*Excerpted records*
-*-*-

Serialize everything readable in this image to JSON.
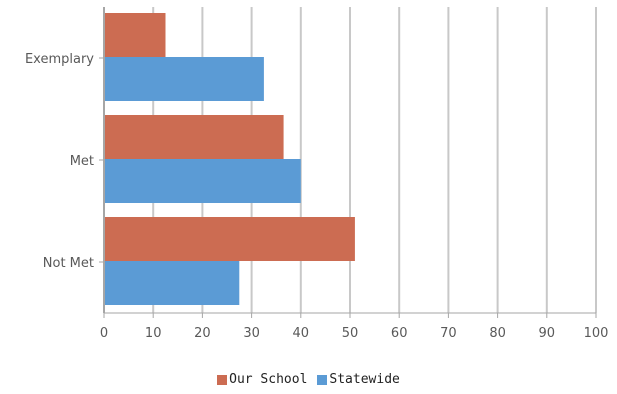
{
  "colors": {
    "our_school": "#CC6C52",
    "statewide": "#5B9BD5",
    "grid": "#C8C8C8",
    "axis": "#A6A6A6"
  },
  "chart_data": {
    "type": "bar",
    "orientation": "horizontal",
    "categories": [
      "Exemplary",
      "Met",
      "Not Met"
    ],
    "series": [
      {
        "name": "Our School",
        "values": [
          12.5,
          36.5,
          51
        ]
      },
      {
        "name": "Statewide",
        "values": [
          32.5,
          40,
          27.5
        ]
      }
    ],
    "xlim": [
      0,
      100
    ],
    "x_ticks": [
      "0",
      "10",
      "20",
      "30",
      "40",
      "50",
      "60",
      "70",
      "80",
      "90",
      "100"
    ],
    "grid": true,
    "legend_position": "bottom"
  }
}
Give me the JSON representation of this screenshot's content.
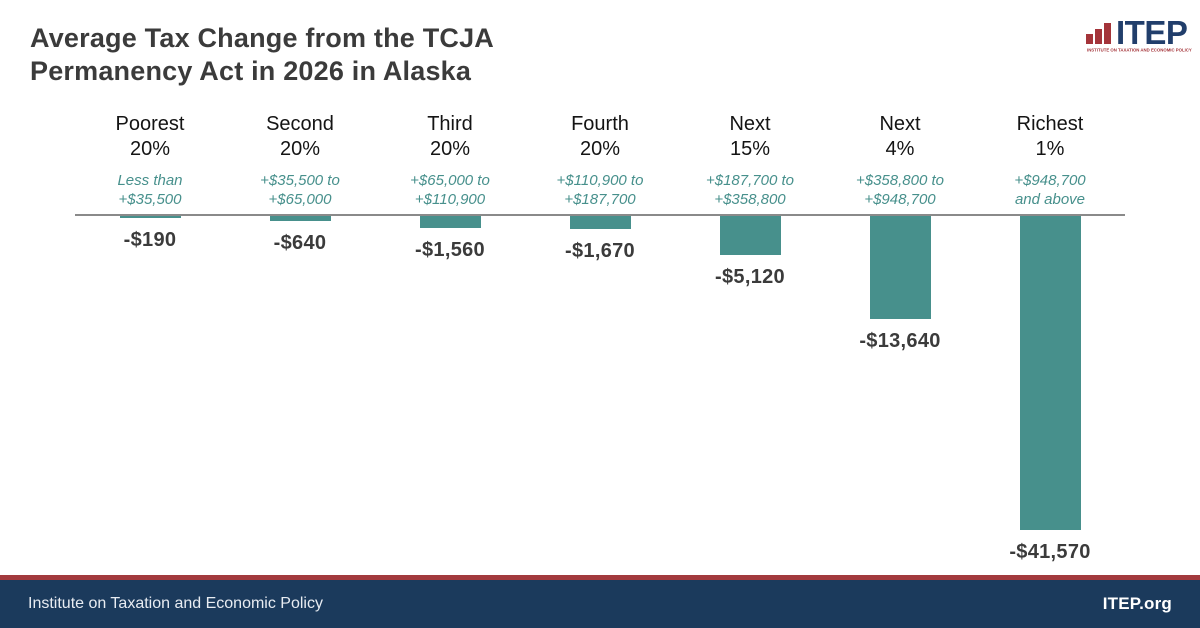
{
  "header": {
    "title_line1": "Average Tax Change from the TCJA",
    "title_line2": "Permanency Act in 2026 in Alaska",
    "logo": {
      "name": "ITEP",
      "tagline": "INSTITUTE ON TAXATION AND ECONOMIC POLICY",
      "navy_color": "#213e6b",
      "red_color": "#a4343a"
    }
  },
  "chart_data": {
    "type": "bar",
    "title": "Average Tax Change from the TCJA Permanency Act in 2026 in Alaska",
    "categories": [
      "Poorest 20%",
      "Second 20%",
      "Third 20%",
      "Fourth 20%",
      "Next 15%",
      "Next 4%",
      "Richest 1%"
    ],
    "category_lines": [
      [
        "Poorest",
        "20%"
      ],
      [
        "Second",
        "20%"
      ],
      [
        "Third",
        "20%"
      ],
      [
        "Fourth",
        "20%"
      ],
      [
        "Next",
        "15%"
      ],
      [
        "Next",
        "4%"
      ],
      [
        "Richest",
        "1%"
      ]
    ],
    "income_ranges": [
      [
        "Less than",
        "+$35,500"
      ],
      [
        "+$35,500 to",
        "+$65,000"
      ],
      [
        "+$65,000 to",
        "+$110,900"
      ],
      [
        "+$110,900 to",
        "+$187,700"
      ],
      [
        "+$187,700 to",
        "+$358,800"
      ],
      [
        "+$358,800 to",
        "+$948,700"
      ],
      [
        "+$948,700",
        "and above"
      ]
    ],
    "values": [
      -190,
      -640,
      -1560,
      -1670,
      -5120,
      -13640,
      -41570
    ],
    "value_labels": [
      "-$190",
      "-$640",
      "-$1,560",
      "-$1,670",
      "-$5,120",
      "-$13,640",
      "-$41,570"
    ],
    "xlabel": "",
    "ylabel": "",
    "ylim": [
      -45000,
      0
    ],
    "grid": false,
    "legend": "none",
    "bar_color": "#47908c",
    "income_text_color": "#47908c",
    "axis_line_color": "#8a8a8a",
    "value_label_color": "#3b3b3b"
  },
  "footer": {
    "left_text": "Institute on Taxation and Economic Policy",
    "right_text": "ITEP.org",
    "background_color": "#1b3a5c",
    "accent_line_color": "#a23a3d"
  }
}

-*-*-

*To do*
Locate all lines holding the word "Permanency", then copy them out.

*Response to this task*
    "title_line2": "Permanency Act in 2026 in Alaska",
    "title": "Average Tax Change from the TCJA Permanency Act in 2026 in Alaska",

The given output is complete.